(Exercise goal):
Rewrite the rows below, substituting "overhead view" for every occurrence of "top view" and leaving everything else untouched.

───── Listed records

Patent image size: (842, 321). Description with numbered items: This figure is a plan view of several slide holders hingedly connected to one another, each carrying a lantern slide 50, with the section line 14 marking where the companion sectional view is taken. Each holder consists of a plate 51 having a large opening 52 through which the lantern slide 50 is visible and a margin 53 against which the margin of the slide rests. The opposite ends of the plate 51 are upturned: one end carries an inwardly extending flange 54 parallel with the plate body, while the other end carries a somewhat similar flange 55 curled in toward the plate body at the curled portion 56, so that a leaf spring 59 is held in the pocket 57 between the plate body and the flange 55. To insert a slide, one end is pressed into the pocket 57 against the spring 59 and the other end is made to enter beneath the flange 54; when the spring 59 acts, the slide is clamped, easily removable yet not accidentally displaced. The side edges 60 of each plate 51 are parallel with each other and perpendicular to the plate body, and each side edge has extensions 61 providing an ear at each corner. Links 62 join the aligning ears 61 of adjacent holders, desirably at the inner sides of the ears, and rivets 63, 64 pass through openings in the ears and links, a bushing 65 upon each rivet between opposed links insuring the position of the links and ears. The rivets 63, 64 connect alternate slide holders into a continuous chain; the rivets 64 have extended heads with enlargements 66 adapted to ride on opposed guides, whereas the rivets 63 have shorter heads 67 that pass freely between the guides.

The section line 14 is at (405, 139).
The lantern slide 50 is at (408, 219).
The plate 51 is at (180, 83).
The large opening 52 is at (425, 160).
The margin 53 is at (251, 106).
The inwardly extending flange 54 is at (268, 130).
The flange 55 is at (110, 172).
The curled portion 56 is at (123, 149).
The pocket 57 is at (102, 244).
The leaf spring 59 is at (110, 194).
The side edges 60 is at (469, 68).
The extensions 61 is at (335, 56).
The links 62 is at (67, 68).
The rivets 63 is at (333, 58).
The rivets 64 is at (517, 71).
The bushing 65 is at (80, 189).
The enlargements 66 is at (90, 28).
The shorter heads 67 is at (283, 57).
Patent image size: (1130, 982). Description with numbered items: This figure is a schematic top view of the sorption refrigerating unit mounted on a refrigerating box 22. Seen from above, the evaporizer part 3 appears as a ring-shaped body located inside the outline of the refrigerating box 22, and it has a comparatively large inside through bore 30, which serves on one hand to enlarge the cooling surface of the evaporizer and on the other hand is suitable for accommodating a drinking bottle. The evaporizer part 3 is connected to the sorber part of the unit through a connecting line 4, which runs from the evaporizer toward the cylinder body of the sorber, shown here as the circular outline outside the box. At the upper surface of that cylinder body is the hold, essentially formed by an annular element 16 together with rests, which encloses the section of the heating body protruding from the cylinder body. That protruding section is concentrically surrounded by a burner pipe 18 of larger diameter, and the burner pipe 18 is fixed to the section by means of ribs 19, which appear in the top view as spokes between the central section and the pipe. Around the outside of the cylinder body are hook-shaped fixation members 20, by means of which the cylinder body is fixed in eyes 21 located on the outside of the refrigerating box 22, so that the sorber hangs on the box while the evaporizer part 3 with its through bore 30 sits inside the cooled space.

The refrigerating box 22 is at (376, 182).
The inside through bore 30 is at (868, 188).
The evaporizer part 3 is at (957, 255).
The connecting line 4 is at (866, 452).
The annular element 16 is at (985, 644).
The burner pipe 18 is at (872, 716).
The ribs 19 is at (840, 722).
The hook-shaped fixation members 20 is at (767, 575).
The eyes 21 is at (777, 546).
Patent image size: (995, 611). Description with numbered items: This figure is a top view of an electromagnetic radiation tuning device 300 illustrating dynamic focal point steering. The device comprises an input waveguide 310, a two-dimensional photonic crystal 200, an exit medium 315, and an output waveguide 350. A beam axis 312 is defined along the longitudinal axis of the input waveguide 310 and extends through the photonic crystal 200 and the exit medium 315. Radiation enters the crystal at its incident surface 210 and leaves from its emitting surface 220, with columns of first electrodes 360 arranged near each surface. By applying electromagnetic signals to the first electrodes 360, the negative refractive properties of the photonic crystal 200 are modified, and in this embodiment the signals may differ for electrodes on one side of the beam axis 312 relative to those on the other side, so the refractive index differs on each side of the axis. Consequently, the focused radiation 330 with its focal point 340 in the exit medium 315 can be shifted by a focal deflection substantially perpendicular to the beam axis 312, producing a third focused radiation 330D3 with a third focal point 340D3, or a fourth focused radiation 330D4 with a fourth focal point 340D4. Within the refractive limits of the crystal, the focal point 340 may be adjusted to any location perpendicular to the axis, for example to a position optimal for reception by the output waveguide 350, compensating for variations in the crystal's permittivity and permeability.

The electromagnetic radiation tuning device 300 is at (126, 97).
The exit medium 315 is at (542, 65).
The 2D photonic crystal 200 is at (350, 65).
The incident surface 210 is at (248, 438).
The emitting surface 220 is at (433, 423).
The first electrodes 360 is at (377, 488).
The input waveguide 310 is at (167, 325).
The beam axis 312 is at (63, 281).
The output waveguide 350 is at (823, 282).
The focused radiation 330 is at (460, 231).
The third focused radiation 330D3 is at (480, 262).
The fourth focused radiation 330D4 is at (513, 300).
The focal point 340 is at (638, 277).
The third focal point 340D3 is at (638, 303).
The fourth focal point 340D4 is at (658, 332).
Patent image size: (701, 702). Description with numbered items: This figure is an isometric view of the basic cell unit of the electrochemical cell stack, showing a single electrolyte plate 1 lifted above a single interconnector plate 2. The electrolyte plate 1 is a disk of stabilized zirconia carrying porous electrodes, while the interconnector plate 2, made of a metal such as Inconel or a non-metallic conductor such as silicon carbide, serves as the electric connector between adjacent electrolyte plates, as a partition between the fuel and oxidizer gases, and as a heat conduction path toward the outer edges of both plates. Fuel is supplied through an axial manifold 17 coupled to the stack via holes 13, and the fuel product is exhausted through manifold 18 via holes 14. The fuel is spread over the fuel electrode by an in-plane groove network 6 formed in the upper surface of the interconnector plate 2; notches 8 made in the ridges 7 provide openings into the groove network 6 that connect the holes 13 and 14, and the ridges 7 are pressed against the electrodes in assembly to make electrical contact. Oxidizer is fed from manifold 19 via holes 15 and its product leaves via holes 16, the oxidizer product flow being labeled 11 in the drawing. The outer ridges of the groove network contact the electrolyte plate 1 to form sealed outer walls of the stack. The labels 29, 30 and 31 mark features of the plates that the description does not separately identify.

──────────

(Exercise response):
Patent image size: (842, 321). Description with numbered items: This figure is a plan view of several slide holders hingedly connected to one another, each carrying a lantern slide 50, with the section line 14 marking where the companion sectional view is taken. Each holder consists of a plate 51 having a large opening 52 through which the lantern slide 50 is visible and a margin 53 against which the margin of the slide rests. The opposite ends of the plate 51 are upturned: one end carries an inwardly extending flange 54 parallel with the plate body, while the other end carries a somewhat similar flange 55 curled in toward the plate body at the curled portion 56, so that a leaf spring 59 is held in the pocket 57 between the plate body and the flange 55. To insert a slide, one end is pressed into the pocket 57 against the spring 59 and the other end is made to enter beneath the flange 54; when the spring 59 acts, the slide is clamped, easily removable yet not accidentally displaced. The side edges 60 of each plate 51 are parallel with each other and perpendicular to the plate body, and each side edge has extensions 61 providing an ear at each corner. Links 62 join the aligning ears 61 of adjacent holders, desirably at the inner sides of the ears, and rivets 63, 64 pass through openings in the ears and links, a bushing 65 upon each rivet between opposed links insuring the position of the links and ears. The rivets 63, 64 connect alternate slide holders into a continuous chain; the rivets 64 have extended heads with enlargements 66 adapted to ride on opposed guides, whereas the rivets 63 have shorter heads 67 that pass freely between the guides.

The section line 14 is at (405, 139).
The lantern slide 50 is at (408, 219).
The plate 51 is at (180, 83).
The large opening 52 is at (425, 160).
The margin 53 is at (251, 106).
The inwardly extending flange 54 is at (268, 130).
The flange 55 is at (110, 172).
The curled portion 56 is at (123, 149).
The pocket 57 is at (102, 244).
The leaf spring 59 is at (110, 194).
The side edges 60 is at (469, 68).
The extensions 61 is at (335, 56).
The links 62 is at (67, 68).
The rivets 63 is at (333, 58).
The rivets 64 is at (517, 71).
The bushing 65 is at (80, 189).
The enlargements 66 is at (90, 28).
The shorter heads 67 is at (283, 57).
Patent image size: (1130, 982). Description with numbered items: This figure is a schematic overhead view of the sorption refrigerating unit mounted on a refrigerating box 22. Seen from above, the evaporizer part 3 appears as a ring-shaped body located inside the outline of the refrigerating box 22, and it has a comparatively large inside through bore 30, which serves on one hand to enlarge the cooling surface of the evaporizer and on the other hand is suitable for accommodating a drinking bottle. The evaporizer part 3 is connected to the sorber part of the unit through a connecting line 4, which runs from the evaporizer toward the cylinder body of the sorber, shown here as the circular outline outside the box. At the upper surface of that cylinder body is the hold, essentially formed by an annular element 16 together with rests, which encloses the section of the heating body protruding from the cylinder body. That protruding section is concentrically surrounded by a burner pipe 18 of larger diameter, and the burner pipe 18 is fixed to the section by means of ribs 19, which appear in the overhead view as spokes between the central section and the pipe. Around the outside of the cylinder body are hook-shaped fixation members 20, by means of which the cylinder body is fixed in eyes 21 located on the outside of the refrigerating box 22, so that the sorber hangs on the box while the evaporizer part 3 with its through bore 30 sits inside the cooled space.

The refrigerating box 22 is at (376, 182).
The inside through bore 30 is at (868, 188).
The evaporizer part 3 is at (957, 255).
The connecting line 4 is at (866, 452).
The annular element 16 is at (985, 644).
The burner pipe 18 is at (872, 716).
The ribs 19 is at (840, 722).
The hook-shaped fixation members 20 is at (767, 575).
The eyes 21 is at (777, 546).
Patent image size: (995, 611). Description with numbered items: This figure is a overhead view of an electromagnetic radiation tuning device 300 illustrating dynamic focal point steering. The device comprises an input waveguide 310, a two-dimensional photonic crystal 200, an exit medium 315, and an output waveguide 350. A beam axis 312 is defined along the longitudinal axis of the input waveguide 310 and extends through the photonic crystal 200 and the exit medium 315. Radiation enters the crystal at its incident surface 210 and leaves from its emitting surface 220, with columns of first electrodes 360 arranged near each surface. By applying electromagnetic signals to the first electrodes 360, the negative refractive properties of the photonic crystal 200 are modified, and in this embodiment the signals may differ for electrodes on one side of the beam axis 312 relative to those on the other side, so the refractive index differs on each side of the axis. Consequently, the focused radiation 330 with its focal point 340 in the exit medium 315 can be shifted by a focal deflection substantially perpendicular to the beam axis 312, producing a third focused radiation 330D3 with a third focal point 340D3, or a fourth focused radiation 330D4 with a fourth focal point 340D4. Within the refractive limits of the crystal, the focal point 340 may be adjusted to any location perpendicular to the axis, for example to a position optimal for reception by the output waveguide 350, compensating for variations in the crystal's permittivity and permeability.

The electromagnetic radiation tuning device 300 is at (126, 97).
The exit medium 315 is at (542, 65).
The 2D photonic crystal 200 is at (350, 65).
The incident surface 210 is at (248, 438).
The emitting surface 220 is at (433, 423).
The first electrodes 360 is at (377, 488).
The input waveguide 310 is at (167, 325).
The beam axis 312 is at (63, 281).
The output waveguide 350 is at (823, 282).
The focused radiation 330 is at (460, 231).
The third focused radiation 330D3 is at (480, 262).
The fourth focused radiation 330D4 is at (513, 300).
The focal point 340 is at (638, 277).
The third focal point 340D3 is at (638, 303).
The fourth focal point 340D4 is at (658, 332).
Patent image size: (701, 702). Description with numbered items: This figure is an isometric view of the basic cell unit of the electrochemical cell stack, showing a single electrolyte plate 1 lifted above a single interconnector plate 2. The electrolyte plate 1 is a disk of stabilized zirconia carrying porous electrodes, while the interconnector plate 2, made of a metal such as Inconel or a non-metallic conductor such as silicon carbide, serves as the electric connector between adjacent electrolyte plates, as a partition between the fuel and oxidizer gases, and as a heat conduction path toward the outer edges of both plates. Fuel is supplied through an axial manifold 17 coupled to the stack via holes 13, and the fuel product is exhausted through manifold 18 via holes 14. The fuel is spread over the fuel electrode by an in-plane groove network 6 formed in the upper surface of the interconnector plate 2; notches 8 made in the ridges 7 provide openings into the groove network 6 that connect the holes 13 and 14, and the ridges 7 are pressed against the electrodes in assembly to make electrical contact. Oxidizer is fed from manifold 19 via holes 15 and its product leaves via holes 16, the oxidizer product flow being labeled 11 in the drawing. The outer ridges of the groove network contact the electrolyte plate 1 to form sealed outer walls of the stack. The labels 29, 30 and 31 mark features of the plates that the description does not separately identify.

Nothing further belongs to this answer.